LÉGISLATIVES 2012 : Cécile Duflot, détendue, visite les locaux de l’association “l’Espelido” à Nîmes

Cécile Duflot écoute attentivement le président de l'Espelido sous l'oeil rieur de Christophe Cavard, à gauche.

Jean bleu, chemisette blanche, collier fantaisiste autour du cou, Cécile Duflot, décontractée, descend de sa voiture au beau milieu de la rue Henri IV à Nîmes. Attendue à 14h30 pour visiter les locaux de l’association l’Espelido, la Ministre de l’égalité des territoires et du logement est à l’heure. Entourée de Christophe Cavard, candidat aux élections législatives dans la 6ème circonscription, la Ministre est reçue par Rémi-Noël Galletier, président de l’association, qui lui présente sa structure : “Notre association vient en aide aux personnes en difficultés. Ici, tout le monde vient : des jeunes, des SDF, des demandeurs d’asile…” Debout, plantée au centre de l’accueil de l’association, Cécile Duflot écoute attentivement. Son interlocuteur poursuit : “On aide les personnes dans leurs démarches de recherche d’emploi, de recherche de logement et on les oriente par la suite. Notre association enregistre 26 000 passages par an et 2 600 personnes sont suivies individuellement.”

|---|

- Questions
• a. Résumez en deux phrases l'article sur la visite de Cécile Duflot à l'Espelido.
• b. Rédigez la suite de l'article sur la visite de Cécile Duflot à l'Espelido, en reprenant après sa dernière phrase.

(Enregistrements de données)
|---|

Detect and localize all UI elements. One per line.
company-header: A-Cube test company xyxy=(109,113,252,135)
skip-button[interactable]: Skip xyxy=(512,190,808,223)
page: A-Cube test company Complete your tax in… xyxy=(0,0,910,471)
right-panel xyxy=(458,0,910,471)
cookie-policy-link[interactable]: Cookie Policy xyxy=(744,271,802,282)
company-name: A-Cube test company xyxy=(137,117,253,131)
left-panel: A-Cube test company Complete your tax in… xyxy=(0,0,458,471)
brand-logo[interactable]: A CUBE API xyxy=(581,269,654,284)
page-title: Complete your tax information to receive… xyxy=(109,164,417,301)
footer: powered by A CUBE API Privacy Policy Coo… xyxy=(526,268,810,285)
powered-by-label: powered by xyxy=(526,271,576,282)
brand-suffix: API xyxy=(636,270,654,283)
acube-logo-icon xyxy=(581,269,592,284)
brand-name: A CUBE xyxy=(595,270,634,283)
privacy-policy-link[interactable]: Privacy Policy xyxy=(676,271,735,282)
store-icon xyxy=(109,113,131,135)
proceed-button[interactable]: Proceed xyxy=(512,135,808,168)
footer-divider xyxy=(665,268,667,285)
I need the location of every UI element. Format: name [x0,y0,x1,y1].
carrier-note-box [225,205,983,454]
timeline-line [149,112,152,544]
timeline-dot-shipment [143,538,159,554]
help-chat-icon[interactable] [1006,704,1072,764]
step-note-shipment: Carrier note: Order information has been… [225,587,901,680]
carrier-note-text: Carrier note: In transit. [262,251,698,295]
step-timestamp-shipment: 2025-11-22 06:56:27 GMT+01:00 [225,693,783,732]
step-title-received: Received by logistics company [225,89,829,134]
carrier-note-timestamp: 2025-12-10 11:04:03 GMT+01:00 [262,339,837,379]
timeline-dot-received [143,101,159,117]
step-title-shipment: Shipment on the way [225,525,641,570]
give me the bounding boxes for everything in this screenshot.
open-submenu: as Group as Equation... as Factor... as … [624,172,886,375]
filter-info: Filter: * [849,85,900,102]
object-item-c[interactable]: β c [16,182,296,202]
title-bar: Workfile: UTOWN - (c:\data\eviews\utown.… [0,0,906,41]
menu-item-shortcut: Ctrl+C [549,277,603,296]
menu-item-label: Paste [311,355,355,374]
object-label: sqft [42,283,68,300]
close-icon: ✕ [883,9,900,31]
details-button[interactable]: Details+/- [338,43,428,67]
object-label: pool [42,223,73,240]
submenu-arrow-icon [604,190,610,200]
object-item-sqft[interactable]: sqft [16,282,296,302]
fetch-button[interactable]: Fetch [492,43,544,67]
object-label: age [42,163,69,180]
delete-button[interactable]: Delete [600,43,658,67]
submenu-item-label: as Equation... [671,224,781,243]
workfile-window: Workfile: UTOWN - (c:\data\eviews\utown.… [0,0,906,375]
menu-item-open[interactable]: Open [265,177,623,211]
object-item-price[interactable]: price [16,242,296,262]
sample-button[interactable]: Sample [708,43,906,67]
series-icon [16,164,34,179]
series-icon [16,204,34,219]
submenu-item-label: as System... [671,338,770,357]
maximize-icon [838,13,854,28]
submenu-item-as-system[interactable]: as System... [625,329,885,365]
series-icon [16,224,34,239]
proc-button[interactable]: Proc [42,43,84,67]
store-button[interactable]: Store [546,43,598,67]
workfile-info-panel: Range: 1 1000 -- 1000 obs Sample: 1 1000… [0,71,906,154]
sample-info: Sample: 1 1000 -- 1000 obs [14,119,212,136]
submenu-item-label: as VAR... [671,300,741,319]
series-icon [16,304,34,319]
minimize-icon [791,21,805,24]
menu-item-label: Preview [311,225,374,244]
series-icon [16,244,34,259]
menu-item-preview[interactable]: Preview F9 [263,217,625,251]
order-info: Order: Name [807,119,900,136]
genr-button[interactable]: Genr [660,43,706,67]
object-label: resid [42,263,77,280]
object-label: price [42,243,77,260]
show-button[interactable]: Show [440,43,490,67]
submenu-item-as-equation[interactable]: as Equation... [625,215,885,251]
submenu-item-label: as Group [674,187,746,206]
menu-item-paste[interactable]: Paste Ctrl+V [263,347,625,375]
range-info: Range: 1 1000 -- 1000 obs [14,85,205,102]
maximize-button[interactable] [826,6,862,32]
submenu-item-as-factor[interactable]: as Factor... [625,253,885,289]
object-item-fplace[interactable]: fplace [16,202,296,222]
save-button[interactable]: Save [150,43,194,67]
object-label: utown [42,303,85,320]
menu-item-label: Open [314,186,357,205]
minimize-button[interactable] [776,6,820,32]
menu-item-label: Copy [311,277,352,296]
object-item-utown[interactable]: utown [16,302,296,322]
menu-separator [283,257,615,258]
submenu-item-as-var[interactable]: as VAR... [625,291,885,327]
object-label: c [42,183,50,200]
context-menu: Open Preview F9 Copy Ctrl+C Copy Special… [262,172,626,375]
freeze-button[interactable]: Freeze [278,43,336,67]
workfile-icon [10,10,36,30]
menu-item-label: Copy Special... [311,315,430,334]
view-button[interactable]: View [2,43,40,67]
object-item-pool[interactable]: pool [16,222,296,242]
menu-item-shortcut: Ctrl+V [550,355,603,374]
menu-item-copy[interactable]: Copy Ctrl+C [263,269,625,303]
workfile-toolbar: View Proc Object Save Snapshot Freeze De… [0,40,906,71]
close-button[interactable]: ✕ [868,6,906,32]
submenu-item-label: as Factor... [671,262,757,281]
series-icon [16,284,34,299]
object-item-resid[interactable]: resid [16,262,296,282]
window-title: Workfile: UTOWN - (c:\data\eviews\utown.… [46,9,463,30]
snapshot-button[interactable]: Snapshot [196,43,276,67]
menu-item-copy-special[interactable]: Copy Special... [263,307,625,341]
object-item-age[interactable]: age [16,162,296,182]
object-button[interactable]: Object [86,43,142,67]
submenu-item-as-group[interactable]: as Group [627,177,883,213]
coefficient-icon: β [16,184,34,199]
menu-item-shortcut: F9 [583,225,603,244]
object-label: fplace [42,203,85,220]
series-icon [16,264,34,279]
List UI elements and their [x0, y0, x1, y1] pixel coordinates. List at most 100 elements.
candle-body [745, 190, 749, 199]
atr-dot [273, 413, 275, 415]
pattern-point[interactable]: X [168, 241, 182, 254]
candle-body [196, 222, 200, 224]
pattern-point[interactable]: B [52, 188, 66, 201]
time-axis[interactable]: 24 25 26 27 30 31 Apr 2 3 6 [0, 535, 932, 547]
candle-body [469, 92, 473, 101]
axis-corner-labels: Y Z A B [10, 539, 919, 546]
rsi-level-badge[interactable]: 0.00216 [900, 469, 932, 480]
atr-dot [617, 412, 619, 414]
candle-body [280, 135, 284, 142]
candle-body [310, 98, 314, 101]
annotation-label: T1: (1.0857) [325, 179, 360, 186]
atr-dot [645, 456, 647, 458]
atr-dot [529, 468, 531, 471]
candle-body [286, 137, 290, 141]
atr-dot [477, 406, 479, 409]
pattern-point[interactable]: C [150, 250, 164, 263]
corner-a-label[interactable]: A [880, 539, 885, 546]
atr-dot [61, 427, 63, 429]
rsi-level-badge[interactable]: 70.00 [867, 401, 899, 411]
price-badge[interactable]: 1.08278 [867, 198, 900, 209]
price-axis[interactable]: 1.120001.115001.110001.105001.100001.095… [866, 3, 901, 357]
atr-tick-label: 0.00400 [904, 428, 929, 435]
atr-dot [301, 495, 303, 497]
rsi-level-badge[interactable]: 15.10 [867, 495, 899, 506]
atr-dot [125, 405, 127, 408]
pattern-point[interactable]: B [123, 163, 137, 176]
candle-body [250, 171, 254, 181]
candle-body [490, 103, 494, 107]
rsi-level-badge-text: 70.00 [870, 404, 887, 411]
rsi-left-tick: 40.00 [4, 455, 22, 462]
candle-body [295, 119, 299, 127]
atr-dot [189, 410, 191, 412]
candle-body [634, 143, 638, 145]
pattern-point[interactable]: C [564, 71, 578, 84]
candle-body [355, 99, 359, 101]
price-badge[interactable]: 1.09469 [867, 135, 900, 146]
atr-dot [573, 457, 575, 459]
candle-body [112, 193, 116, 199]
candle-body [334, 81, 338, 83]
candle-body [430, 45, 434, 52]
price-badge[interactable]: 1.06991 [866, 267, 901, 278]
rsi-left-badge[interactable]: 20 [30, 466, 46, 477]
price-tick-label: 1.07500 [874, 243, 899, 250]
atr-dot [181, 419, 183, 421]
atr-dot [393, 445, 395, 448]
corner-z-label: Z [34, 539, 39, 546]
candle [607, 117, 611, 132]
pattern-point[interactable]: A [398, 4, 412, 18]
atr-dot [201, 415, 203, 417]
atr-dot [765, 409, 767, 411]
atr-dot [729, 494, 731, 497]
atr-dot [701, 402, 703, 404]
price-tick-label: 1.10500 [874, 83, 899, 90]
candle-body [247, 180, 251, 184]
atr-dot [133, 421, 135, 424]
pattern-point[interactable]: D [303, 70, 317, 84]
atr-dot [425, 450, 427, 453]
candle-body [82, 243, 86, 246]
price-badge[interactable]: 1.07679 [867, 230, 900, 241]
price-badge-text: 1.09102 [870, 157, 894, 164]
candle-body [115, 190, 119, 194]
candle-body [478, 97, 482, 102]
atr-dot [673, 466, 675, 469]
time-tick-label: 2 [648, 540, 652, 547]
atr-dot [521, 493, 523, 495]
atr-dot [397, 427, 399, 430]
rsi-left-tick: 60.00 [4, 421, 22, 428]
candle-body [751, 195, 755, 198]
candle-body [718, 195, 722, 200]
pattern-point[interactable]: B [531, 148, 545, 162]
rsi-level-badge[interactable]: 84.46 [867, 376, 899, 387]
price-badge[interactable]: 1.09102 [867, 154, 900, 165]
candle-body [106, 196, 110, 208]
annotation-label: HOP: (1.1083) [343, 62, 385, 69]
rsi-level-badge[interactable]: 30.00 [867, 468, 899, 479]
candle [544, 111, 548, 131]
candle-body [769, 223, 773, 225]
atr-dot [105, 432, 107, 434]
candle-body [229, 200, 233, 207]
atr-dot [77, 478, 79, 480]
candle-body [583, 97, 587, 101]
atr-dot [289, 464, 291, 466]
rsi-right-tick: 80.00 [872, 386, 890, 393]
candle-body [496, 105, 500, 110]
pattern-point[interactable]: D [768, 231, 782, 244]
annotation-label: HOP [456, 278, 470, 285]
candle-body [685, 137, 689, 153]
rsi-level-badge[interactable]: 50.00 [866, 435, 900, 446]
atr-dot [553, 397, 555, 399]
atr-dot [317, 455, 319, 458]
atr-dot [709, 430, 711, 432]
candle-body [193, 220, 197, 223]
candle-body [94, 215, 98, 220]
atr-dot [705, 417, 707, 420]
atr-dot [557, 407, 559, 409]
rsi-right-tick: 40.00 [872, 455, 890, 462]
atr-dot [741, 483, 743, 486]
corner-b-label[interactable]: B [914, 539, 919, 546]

|---|

- Réponses dans l'ordre
• a. Cécile Duflot, ministre de l'égalité des territoires et du logement, arrive à l'heure rue Henri IV à Nîmes pour visiter les locaux de l'association l'Espelido, aux côtés de Christophe Cavard, candidat aux législatives dans la 6e circonscription. Rémi-Noël Galletier, président de l'association, lui explique que sa structure aide les personnes en difficulté dans leur recherche d'emploi et de logement, avec 26 000 passages par an et 2 600 personnes suivies individuellement.

• b.
La Ministre fait une visite rapide des locaux puis s’installe à une table. Christophe Cavard se place à ses côtés et aborde les législatives du week-end :”On nourrit pas mal d’espoir pour dimanche. L’enjeu est simple : soit on reconduit ceux qui ont massacré la France, soit on donne la majorité au pouvoir en place pour s’inscrire dans un vrai projet. Mais j’ai le sentiment que les gens veulent tourner la page, ils me le disent. Je suis donc plutôt optimiste”. Cécile Duflot opine du chef. “Christophe Cavard porte le projet de la gauche et des écologistes. Il nous faudra une majorité dimanche pour défendre nos idées.”

Après avoir écouté pendant près d’une demie-heure différents interlocuteurs, signalé que “le rôle des collectivités locales est de plus en plus important” et “que le droit au logement est un droit fondamental”, la Ministre quitte la pièce, en s’excusant presque :”Ma campagne à moi m’attend. Mais c’est vrai que le suspens est plus limité”.